STATED TASK — State only the number of lines that contain the string "tant".

MATERIAL PROVIDED —
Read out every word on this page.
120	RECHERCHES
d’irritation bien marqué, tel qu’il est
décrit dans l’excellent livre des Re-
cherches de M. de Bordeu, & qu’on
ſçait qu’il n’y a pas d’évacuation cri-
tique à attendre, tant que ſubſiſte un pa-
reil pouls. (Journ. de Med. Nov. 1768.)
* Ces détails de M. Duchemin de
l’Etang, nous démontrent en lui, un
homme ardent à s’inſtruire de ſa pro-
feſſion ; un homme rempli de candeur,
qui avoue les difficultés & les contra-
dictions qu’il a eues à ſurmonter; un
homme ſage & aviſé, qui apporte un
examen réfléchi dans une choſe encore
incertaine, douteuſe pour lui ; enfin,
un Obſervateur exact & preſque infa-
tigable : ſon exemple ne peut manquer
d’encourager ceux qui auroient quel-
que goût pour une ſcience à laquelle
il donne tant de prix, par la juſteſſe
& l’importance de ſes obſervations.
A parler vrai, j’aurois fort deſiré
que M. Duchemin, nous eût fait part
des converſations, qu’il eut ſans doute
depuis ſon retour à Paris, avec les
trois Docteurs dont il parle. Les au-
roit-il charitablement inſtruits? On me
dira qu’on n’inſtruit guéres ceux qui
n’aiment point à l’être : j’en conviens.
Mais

SOLUTION — 2